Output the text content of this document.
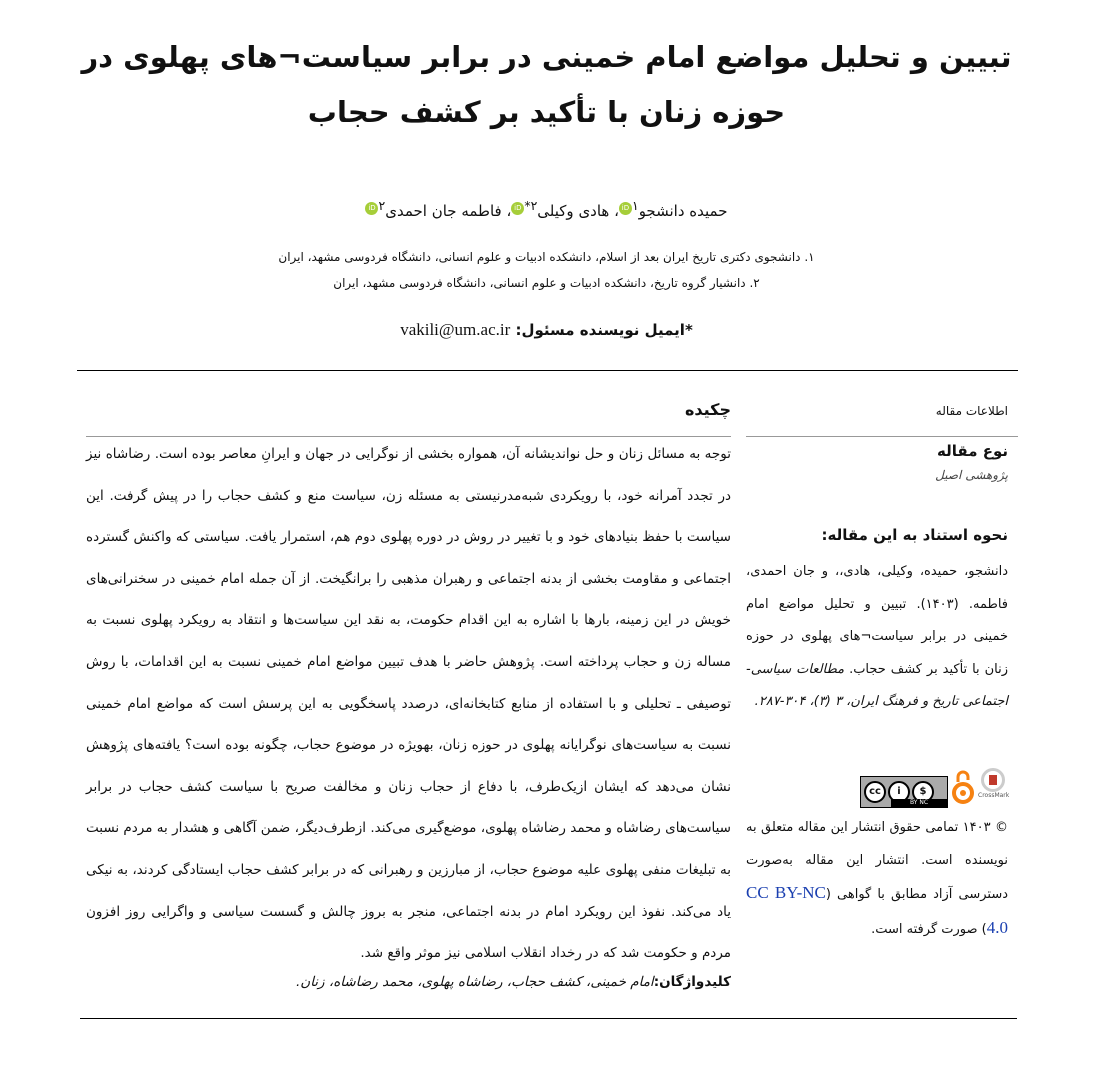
تبیین و تحلیل مواضع امام خمینی در برابر سیاست¬های پهلوی در حوزه زنان با تأکید بر کشف حجاب
حمیده دانشجو$^۱$iD، هادی وکیلی$^{۲*}$iD، فاطمه جان احمدی$^۲$iD
۱. دانشجوی دکتری تاریخ ایران بعد از اسلام، دانشکده ادبیات و علوم انسانی، دانشگاه فردوسی مشهد، ایران
۲. دانشیار گروه تاریخ، دانشکده ادبیات و علوم انسانی، دانشگاه فردوسی مشهد، ایران
*ایمیل نویسنده مسئول: vakili@um.ac.ir
اطلاعات مقاله
نوع مقاله
پژوهشی اصیل
نحوه استناد به این مقاله:
دانشجو، حمیده، وکیلی، هادی،، و جان احمدی، فاطمه. (۱۴۰۳). تبیین و تحلیل مواضع امام خمینی در برابر سیاست¬های پهلوی در حوزه زنان با تأکید بر کشف حجاب. مطالعات سیاسی-اجتماعی تاریخ و فرهنگ ایران، ۳ (۳)، ۳۰۴-۲۸۷.
cc	i	$
BY NC
CrossMark
© ۱۴۰۳ تمامی حقوق انتشار این مقاله متعلق به نویسنده است. انتشار این مقاله به‌صورت دسترسی آزاد مطابق با گواهی (CC BY-NC 4.0) صورت گرفته است.
چکیده
توجه به مسائل زنان و حل نواندیشانه آن، همواره بخشی از نوگرایی در جهان و ایرانِ معاصر بوده است. رضاشاه نیز در تجدد آمرانه خود، با رویکردی شبه‌مدرنیستی به مسئله زن، سیاست منع و کشف حجاب را در پیش گرفت. این سیاست با حفظ بنیادهای خود و با تغییر در روش در دوره پهلوی دوم هم، استمرار یافت. سیاستی که واکنش گسترده اجتماعی و مقاومت بخشی از بدنه اجتماعی و رهبران مذهبی را برانگیخت. از آن جمله امام خمینی در سخنرانی‌های خویش در این زمینه، بارها با اشاره به این اقدام حکومت، به نقد این سیاست‌ها و انتقاد به رویکرد پهلوی نسبت به مساله زن و حجاب پرداخته است. پژوهش حاضر با هدف تبیین مواضع امام خمینی نسبت به این اقدامات، با روش توصیفی ـ تحلیلی و با استفاده از منابع کتابخانه‌ای، درصدد پاسخگویی به این پرسش است که مواضع امام خمینی نسبت به سیاست‌های نوگرایانه پهلوی در حوزه زنان، بهویژه در موضوع حجاب، چگونه بوده است؟ یافته‌های پژوهش نشان می‌دهد که ایشان ازیک‌طرف، با دفاع از حجاب زنان و مخالفت صریح با سیاست کشف حجاب در برابر سیاست‌های رضاشاه و محمد رضاشاه پهلوی، موضع‌گیری می‌کند. ازطرف‌دیگر، ضمن آگاهی و هشدار به مردم نسبت به تبلیغات منفی پهلوی علیه موضوع حجاب، از مبارزین و رهبرانی که در برابر کشف حجاب ایستادگی کردند، به نیکی یاد می‌کند. نفوذ این رویکرد امام در بدنه اجتماعی، منجر به بروز چالش و گسست سیاسی و واگرایی روز افزون مردم و حکومت شد که در رخداد انقلاب اسلامی نیز موثر واقع شد.
کلیدواژگان:امام خمینی، کشف حجاب، رضاشاه پهلوی، محمد رضاشاه، زنان.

______________________________

**WRITTEN EXERCISE:** Are you able to set down all the lines above exactly, without any pictures?

**REPLY TO THE EXERCISE:**
Output the text content of this document.
تبیین و تحلیل مواضع امام خمینی در برابر سیاست¬های پهلوی در حوزه زنان با تأکید بر کشف حجاب
حمیده دانشجو$^۱$iD، هادی وکیلی$^{۲*}$iD، فاطمه جان احمدی$^۲$iD
۱. دانشجوی دکتری تاریخ ایران بعد از اسلام، دانشکده ادبیات و علوم انسانی، دانشگاه فردوسی مشهد، ایران
۲. دانشیار گروه تاریخ، دانشکده ادبیات و علوم انسانی، دانشگاه فردوسی مشهد، ایران
*ایمیل نویسنده مسئول: vakili@um.ac.ir
اطلاعات مقاله
نوع مقاله
پژوهشی اصیل
نحوه استناد به این مقاله:
دانشجو، حمیده، وکیلی، هادی،، و جان احمدی، فاطمه. (۱۴۰۳). تبیین و تحلیل مواضع امام خمینی در برابر سیاست¬های پهلوی در حوزه زنان با تأکید بر کشف حجاب. مطالعات سیاسی-اجتماعی تاریخ و فرهنگ ایران، ۳ (۳)، ۳۰۴-۲۸۷.
cc	i	$
BY NC
CrossMark
© ۱۴۰۳ تمامی حقوق انتشار این مقاله متعلق به نویسنده است. انتشار این مقاله به‌صورت دسترسی آزاد مطابق با گواهی (CC BY-NC 4.0) صورت گرفته است.
چکیده
توجه به مسائل زنان و حل نواندیشانه آن، همواره بخشی از نوگرایی در جهان و ایرانِ معاصر بوده است. رضاشاه نیز در تجدد آمرانه خود، با رویکردی شبه‌مدرنیستی به مسئله زن، سیاست منع و کشف حجاب را در پیش گرفت. این سیاست با حفظ بنیادهای خود و با تغییر در روش در دوره پهلوی دوم هم، استمرار یافت. سیاستی که واکنش گسترده اجتماعی و مقاومت بخشی از بدنه اجتماعی و رهبران مذهبی را برانگیخت. از آن جمله امام خمینی در سخنرانی‌های خویش در این زمینه، بارها با اشاره به این اقدام حکومت، به نقد این سیاست‌ها و انتقاد به رویکرد پهلوی نسبت به مساله زن و حجاب پرداخته است. پژوهش حاضر با هدف تبیین مواضع امام خمینی نسبت به این اقدامات، با روش توصیفی ـ تحلیلی و با استفاده از منابع کتابخانه‌ای، درصدد پاسخگویی به این پرسش است که مواضع امام خمینی نسبت به سیاست‌های نوگرایانه پهلوی در حوزه زنان، بهویژه در موضوع حجاب، چگونه بوده است؟ یافته‌های پژوهش نشان می‌دهد که ایشان ازیک‌طرف، با دفاع از حجاب زنان و مخالفت صریح با سیاست کشف حجاب در برابر سیاست‌های رضاشاه و محمد رضاشاه پهلوی، موضع‌گیری می‌کند. ازطرف‌دیگر، ضمن آگاهی و هشدار به مردم نسبت به تبلیغات منفی پهلوی علیه موضوع حجاب، از مبارزین و رهبرانی که در برابر کشف حجاب ایستادگی کردند، به نیکی یاد می‌کند. نفوذ این رویکرد امام در بدنه اجتماعی، منجر به بروز چالش و گسست سیاسی و واگرایی روز افزون مردم و حکومت شد که در رخداد انقلاب اسلامی نیز موثر واقع شد.
کلیدواژگان:امام خمینی، کشف حجاب، رضاشاه پهلوی، محمد رضاشاه، زنان.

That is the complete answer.